Written instruction:
Copy out every line of the records below without changing anything.

[Element location records]
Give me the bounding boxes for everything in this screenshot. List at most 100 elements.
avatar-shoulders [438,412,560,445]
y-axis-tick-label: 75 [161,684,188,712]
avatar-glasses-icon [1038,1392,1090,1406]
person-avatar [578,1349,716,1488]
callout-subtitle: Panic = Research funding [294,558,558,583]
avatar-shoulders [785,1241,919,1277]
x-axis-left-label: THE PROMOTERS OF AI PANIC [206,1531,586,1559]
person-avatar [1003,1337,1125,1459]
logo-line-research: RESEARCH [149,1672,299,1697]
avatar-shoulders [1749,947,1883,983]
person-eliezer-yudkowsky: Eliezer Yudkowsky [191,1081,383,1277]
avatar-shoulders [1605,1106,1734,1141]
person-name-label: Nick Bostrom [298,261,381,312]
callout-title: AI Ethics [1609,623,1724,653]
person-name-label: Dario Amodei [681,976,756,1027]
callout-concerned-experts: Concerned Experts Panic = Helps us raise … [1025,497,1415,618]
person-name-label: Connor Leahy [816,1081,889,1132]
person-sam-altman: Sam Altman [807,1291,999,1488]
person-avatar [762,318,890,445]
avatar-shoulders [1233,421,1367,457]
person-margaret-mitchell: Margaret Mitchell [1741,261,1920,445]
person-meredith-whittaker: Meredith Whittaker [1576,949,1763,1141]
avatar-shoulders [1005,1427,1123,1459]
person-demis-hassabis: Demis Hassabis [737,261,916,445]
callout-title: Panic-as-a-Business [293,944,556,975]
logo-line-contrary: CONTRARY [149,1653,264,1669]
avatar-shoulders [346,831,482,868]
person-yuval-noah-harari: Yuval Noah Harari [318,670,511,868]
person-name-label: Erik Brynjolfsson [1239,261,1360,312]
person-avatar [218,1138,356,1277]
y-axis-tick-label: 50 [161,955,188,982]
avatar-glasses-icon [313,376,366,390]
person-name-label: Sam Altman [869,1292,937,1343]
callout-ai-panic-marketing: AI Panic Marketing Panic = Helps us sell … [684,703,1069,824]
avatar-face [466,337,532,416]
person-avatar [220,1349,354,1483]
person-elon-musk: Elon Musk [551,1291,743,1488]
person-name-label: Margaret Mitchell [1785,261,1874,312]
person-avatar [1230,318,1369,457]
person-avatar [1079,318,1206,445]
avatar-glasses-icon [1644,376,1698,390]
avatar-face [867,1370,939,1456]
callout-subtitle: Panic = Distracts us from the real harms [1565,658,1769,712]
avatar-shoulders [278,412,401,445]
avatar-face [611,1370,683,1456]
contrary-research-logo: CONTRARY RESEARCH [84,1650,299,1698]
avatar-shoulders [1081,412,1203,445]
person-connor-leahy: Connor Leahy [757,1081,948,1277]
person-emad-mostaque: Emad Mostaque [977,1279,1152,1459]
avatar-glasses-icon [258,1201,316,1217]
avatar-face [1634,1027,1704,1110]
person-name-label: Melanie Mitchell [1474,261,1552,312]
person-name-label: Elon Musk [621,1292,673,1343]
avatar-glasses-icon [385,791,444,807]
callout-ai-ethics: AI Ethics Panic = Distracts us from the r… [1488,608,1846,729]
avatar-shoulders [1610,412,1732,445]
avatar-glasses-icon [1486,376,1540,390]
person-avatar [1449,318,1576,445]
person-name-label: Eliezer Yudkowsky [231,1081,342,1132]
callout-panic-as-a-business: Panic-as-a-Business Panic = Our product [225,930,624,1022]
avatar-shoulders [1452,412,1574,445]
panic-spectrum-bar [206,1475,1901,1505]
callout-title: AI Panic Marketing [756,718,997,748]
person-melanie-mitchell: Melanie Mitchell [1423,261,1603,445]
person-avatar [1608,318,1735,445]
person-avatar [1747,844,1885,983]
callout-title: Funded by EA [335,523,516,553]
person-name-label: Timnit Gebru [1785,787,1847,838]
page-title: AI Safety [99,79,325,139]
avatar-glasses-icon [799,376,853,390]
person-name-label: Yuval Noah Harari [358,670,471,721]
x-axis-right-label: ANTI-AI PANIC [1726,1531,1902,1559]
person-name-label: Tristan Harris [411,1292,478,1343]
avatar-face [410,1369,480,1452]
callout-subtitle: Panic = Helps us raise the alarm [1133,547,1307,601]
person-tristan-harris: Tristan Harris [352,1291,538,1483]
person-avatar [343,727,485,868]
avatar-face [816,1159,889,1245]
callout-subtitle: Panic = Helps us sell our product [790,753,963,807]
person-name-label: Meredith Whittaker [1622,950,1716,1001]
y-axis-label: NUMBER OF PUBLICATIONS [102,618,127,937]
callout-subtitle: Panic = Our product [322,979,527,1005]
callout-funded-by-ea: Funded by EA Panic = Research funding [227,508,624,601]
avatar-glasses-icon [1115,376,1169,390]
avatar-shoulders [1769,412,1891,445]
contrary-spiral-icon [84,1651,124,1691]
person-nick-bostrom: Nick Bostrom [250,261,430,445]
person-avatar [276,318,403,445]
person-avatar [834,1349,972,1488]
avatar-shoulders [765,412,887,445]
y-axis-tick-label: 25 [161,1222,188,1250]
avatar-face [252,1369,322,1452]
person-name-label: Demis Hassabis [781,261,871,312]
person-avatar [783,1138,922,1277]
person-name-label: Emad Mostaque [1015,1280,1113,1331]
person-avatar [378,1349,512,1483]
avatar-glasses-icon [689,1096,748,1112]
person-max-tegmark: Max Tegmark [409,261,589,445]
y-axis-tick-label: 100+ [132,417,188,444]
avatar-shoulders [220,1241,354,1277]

Result of the exercise:
Give me the bounding boxes for everything in this screenshot. List at most 100 elements.
avatar-shoulders [438,412,560,445]
y-axis-tick-label: 75 [161,684,188,712]
avatar-glasses-icon [1038,1392,1090,1406]
person-avatar [578,1349,716,1488]
callout-subtitle: Panic = Research funding [294,558,558,583]
avatar-shoulders [785,1241,919,1277]
x-axis-left-label: THE PROMOTERS OF AI PANIC [206,1531,586,1559]
person-avatar [1003,1337,1125,1459]
logo-line-research: RESEARCH [149,1672,299,1697]
avatar-shoulders [1749,947,1883,983]
person-eliezer-yudkowsky: Eliezer Yudkowsky [191,1081,383,1277]
avatar-shoulders [1605,1106,1734,1141]
person-name-label: Nick Bostrom [298,261,381,312]
callout-title: AI Ethics [1609,623,1724,653]
person-name-label: Dario Amodei [681,976,756,1027]
callout-concerned-experts: Concerned Experts Panic = Helps us raise … [1025,497,1415,618]
person-name-label: Connor Leahy [816,1081,889,1132]
person-sam-altman: Sam Altman [807,1291,999,1488]
person-avatar [762,318,890,445]
avatar-shoulders [1233,421,1367,457]
person-margaret-mitchell: Margaret Mitchell [1741,261,1920,445]
person-meredith-whittaker: Meredith Whittaker [1576,949,1763,1141]
avatar-shoulders [1005,1427,1123,1459]
person-demis-hassabis: Demis Hassabis [737,261,916,445]
callout-title: Panic-as-a-Business [293,944,556,975]
logo-line-contrary: CONTRARY [149,1653,264,1669]
avatar-shoulders [346,831,482,868]
person-yuval-noah-harari: Yuval Noah Harari [318,670,511,868]
person-name-label: Erik Brynjolfsson [1239,261,1360,312]
person-avatar [218,1138,356,1277]
y-axis-tick-label: 50 [161,955,188,982]
avatar-glasses-icon [313,376,366,390]
person-name-label: Sam Altman [869,1292,937,1343]
callout-ai-panic-marketing: AI Panic Marketing Panic = Helps us sell … [684,703,1069,824]
avatar-face [466,337,532,416]
person-avatar [220,1349,354,1483]
person-elon-musk: Elon Musk [551,1291,743,1488]
person-name-label: Margaret Mitchell [1785,261,1874,312]
person-avatar [1230,318,1369,457]
person-avatar [1079,318,1206,445]
avatar-glasses-icon [1644,376,1698,390]
avatar-face [867,1370,939,1456]
callout-subtitle: Panic = Distracts us from the real harms [1565,658,1769,712]
avatar-shoulders [278,412,401,445]
avatar-face [611,1370,683,1456]
contrary-research-logo: CONTRARY RESEARCH [84,1650,299,1698]
avatar-shoulders [1081,412,1203,445]
person-connor-leahy: Connor Leahy [757,1081,948,1277]
person-emad-mostaque: Emad Mostaque [977,1279,1152,1459]
avatar-glasses-icon [258,1201,316,1217]
avatar-face [1634,1027,1704,1110]
person-name-label: Melanie Mitchell [1474,261,1552,312]
person-name-label: Elon Musk [621,1292,673,1343]
avatar-glasses-icon [385,791,444,807]
callout-ai-ethics: AI Ethics Panic = Distracts us from the r… [1488,608,1846,729]
avatar-shoulders [1610,412,1732,445]
avatar-glasses-icon [1486,376,1540,390]
person-avatar [1449,318,1576,445]
person-name-label: Eliezer Yudkowsky [231,1081,342,1132]
callout-panic-as-a-business: Panic-as-a-Business Panic = Our product [225,930,624,1022]
avatar-shoulders [1452,412,1574,445]
panic-spectrum-bar [206,1475,1901,1505]
callout-title: AI Panic Marketing [756,718,997,748]
person-melanie-mitchell: Melanie Mitchell [1423,261,1603,445]
person-avatar [1608,318,1735,445]
person-avatar [1747,844,1885,983]
callout-title: Funded by EA [335,523,516,553]
person-name-label: Timnit Gebru [1785,787,1847,838]
page-title: AI Safety [99,79,325,139]
avatar-glasses-icon [799,376,853,390]
person-name-label: Yuval Noah Harari [358,670,471,721]
x-axis-right-label: ANTI-AI PANIC [1726,1531,1902,1559]
person-name-label: Tristan Harris [411,1292,478,1343]
avatar-face [410,1369,480,1452]
callout-subtitle: Panic = Helps us raise the alarm [1133,547,1307,601]
person-tristan-harris: Tristan Harris [352,1291,538,1483]
person-avatar [343,727,485,868]
avatar-face [816,1159,889,1245]
callout-subtitle: Panic = Helps us sell our product [790,753,963,807]
person-name-label: Meredith Whittaker [1622,950,1716,1001]
y-axis-label: NUMBER OF PUBLICATIONS [102,618,127,937]
callout-subtitle: Panic = Our product [322,979,527,1005]
callout-funded-by-ea: Funded by EA Panic = Research funding [227,508,624,601]
avatar-glasses-icon [1115,376,1169,390]
avatar-shoulders [1769,412,1891,445]
contrary-spiral-icon [84,1651,124,1691]
person-nick-bostrom: Nick Bostrom [250,261,430,445]
person-avatar [276,318,403,445]
person-avatar [834,1349,972,1488]
avatar-shoulders [765,412,887,445]
y-axis-tick-label: 25 [161,1222,188,1250]
avatar-face [252,1369,322,1452]
person-name-label: Demis Hassabis [781,261,871,312]
person-avatar [783,1138,922,1277]
person-name-label: Emad Mostaque [1015,1280,1113,1331]
person-avatar [378,1349,512,1483]
avatar-glasses-icon [689,1096,748,1112]
person-max-tegmark: Max Tegmark [409,261,589,445]
y-axis-tick-label: 100+ [132,417,188,444]
avatar-shoulders [220,1241,354,1277]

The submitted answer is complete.